Required action: Count the lines in the records below that contain the word "plasma", and give only that count.

Provided material:
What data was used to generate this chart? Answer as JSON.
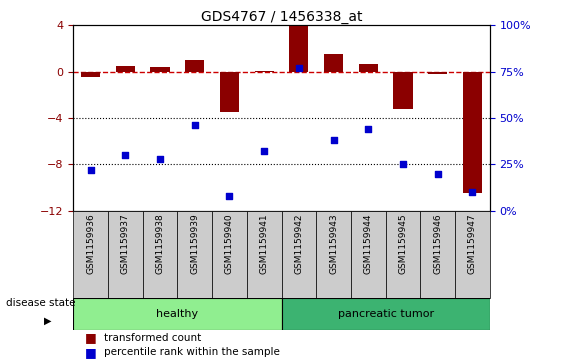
{
  "title": "GDS4767 / 1456338_at",
  "samples": [
    "GSM1159936",
    "GSM1159937",
    "GSM1159938",
    "GSM1159939",
    "GSM1159940",
    "GSM1159941",
    "GSM1159942",
    "GSM1159943",
    "GSM1159944",
    "GSM1159945",
    "GSM1159946",
    "GSM1159947"
  ],
  "transformed_count": [
    -0.5,
    0.5,
    0.4,
    1.0,
    -3.5,
    0.1,
    4.0,
    1.5,
    0.7,
    -3.2,
    -0.2,
    -10.5
  ],
  "percentile_rank": [
    22,
    30,
    28,
    46,
    8,
    32,
    77,
    38,
    44,
    25,
    20,
    10
  ],
  "bar_color": "#8B0000",
  "dot_color": "#0000CD",
  "dashed_line_color": "#CC0000",
  "left_ylim": [
    -12,
    4
  ],
  "left_yticks": [
    -12,
    -8,
    -4,
    0,
    4
  ],
  "right_ylim": [
    0,
    100
  ],
  "right_yticks": [
    0,
    25,
    50,
    75,
    100
  ],
  "right_yticklabels": [
    "0%",
    "25%",
    "50%",
    "75%",
    "100%"
  ],
  "healthy_samples": 6,
  "healthy_color": "#90EE90",
  "tumor_color": "#3CB371",
  "healthy_label": "healthy",
  "tumor_label": "pancreatic tumor",
  "disease_state_label": "disease state",
  "legend_bar_label": "transformed count",
  "legend_dot_label": "percentile rank within the sample",
  "background_color": "#ffffff",
  "tick_label_color_left": "#8B0000",
  "tick_label_color_right": "#0000CD",
  "gray_box_color": "#cccccc"
}
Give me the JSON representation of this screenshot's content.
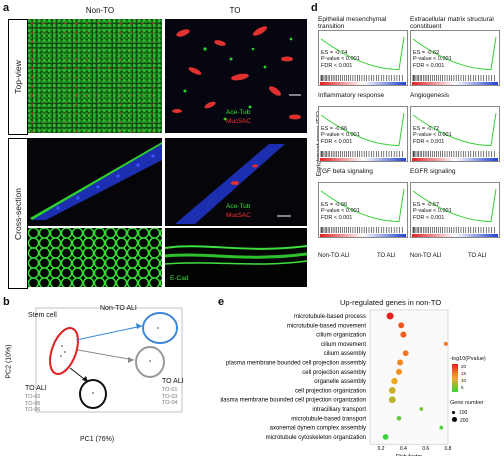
{
  "panel_a": {
    "label": "a",
    "col_headers": [
      "Non-TO",
      "TO"
    ],
    "row_labels": [
      "Top-view",
      "Cross-section"
    ],
    "stains_top": [
      "Ace-Tub",
      "Muc5AC"
    ],
    "stains_mid": [
      "Ace-Tub",
      "Muc5AC"
    ],
    "stain_bottom": "E-Cad"
  },
  "panel_b": {
    "label": "b",
    "stem_label": "Stem cell",
    "nonto_label": "Non-TO ALI",
    "to_label_left": "TO ALI",
    "to_left_ids": [
      "TO-02",
      "TO-05",
      "TO-06"
    ],
    "to_label_right": "TO ALI",
    "to_right_ids": [
      "TO-01",
      "TO-03",
      "TO-04"
    ],
    "xlabel": "PC1 (76%)",
    "ylabel": "PC2 (10%)"
  },
  "panel_d": {
    "label": "d",
    "ylabel": "Enrichment score (ES)",
    "x_left": [
      "Non-TO ALI",
      "TO ALI"
    ],
    "x_right": [
      "Non-TO ALI",
      "TO ALI"
    ],
    "cells": [
      {
        "title": "Epithelial mesenchymal transition",
        "es": "ES = -0.74",
        "p": "P-value < 0.001",
        "fdr": "FDR < 0.001"
      },
      {
        "title": "Extracellular matrix structural constituent",
        "es": "ES = -0.62",
        "p": "P-value < 0.001",
        "fdr": "FDR < 0.001"
      },
      {
        "title": "Inflammatory response",
        "es": "ES = -0.66",
        "p": "P-value < 0.001",
        "fdr": "FDR < 0.001"
      },
      {
        "title": "Angiogenesis",
        "es": "ES = -0.72",
        "p": "P-value < 0.001",
        "fdr": "FDR < 0.001"
      },
      {
        "title": "TGF beta signaling",
        "es": "ES = -0.66",
        "p": "P-value < 0.001",
        "fdr": "FDR < 0.001"
      },
      {
        "title": "EGFR signaling",
        "es": "ES = -0.67",
        "p": "P-value < 0.001",
        "fdr": "FDR < 0.001"
      }
    ]
  },
  "panel_e": {
    "label": "e",
    "legend_color_title": "-log10(Pvalue)",
    "legend_color_ticks": [
      "20",
      "15",
      "10",
      "5"
    ],
    "legend_size_title": "Gene number",
    "legend_size_ticks": [
      "100",
      "200"
    ]
  },
  "chart_data": {
    "type": "scatter",
    "title": "Up-regulated genes in non-TO",
    "xlabel": "Rich factor",
    "ylabel": "",
    "xlim": [
      0.1,
      0.8
    ],
    "xticks": [
      "0.2",
      "0.4",
      "0.6",
      "0.8"
    ],
    "categories": [
      "microtubule-based process",
      "microtubule-based movement",
      "cilium organization",
      "cilium movement",
      "cilium assembly",
      "plasma membrane bounded cell projection assembly",
      "cell projection assembly",
      "organelle assembly",
      "cell projection organization",
      "plasma membrane bounded cell projection organization",
      "intracilliary transport",
      "microtubule-based transport",
      "axonemal dynein complex assembly",
      "microtubule cytoskeleton organization"
    ],
    "rich_factor": [
      0.28,
      0.38,
      0.4,
      0.78,
      0.42,
      0.37,
      0.36,
      0.32,
      0.3,
      0.3,
      0.56,
      0.36,
      0.74,
      0.24
    ],
    "neg_log10_p": [
      24,
      20,
      19,
      17,
      17,
      16,
      15,
      13,
      11,
      10,
      6,
      5,
      4,
      3
    ],
    "gene_number": [
      230,
      140,
      150,
      40,
      130,
      150,
      150,
      170,
      200,
      200,
      30,
      60,
      25,
      120
    ],
    "colors": {
      "high": "#e8231f",
      "mid": "#f5a623",
      "low": "#3ad33a"
    }
  }
}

Result of this exercise: 2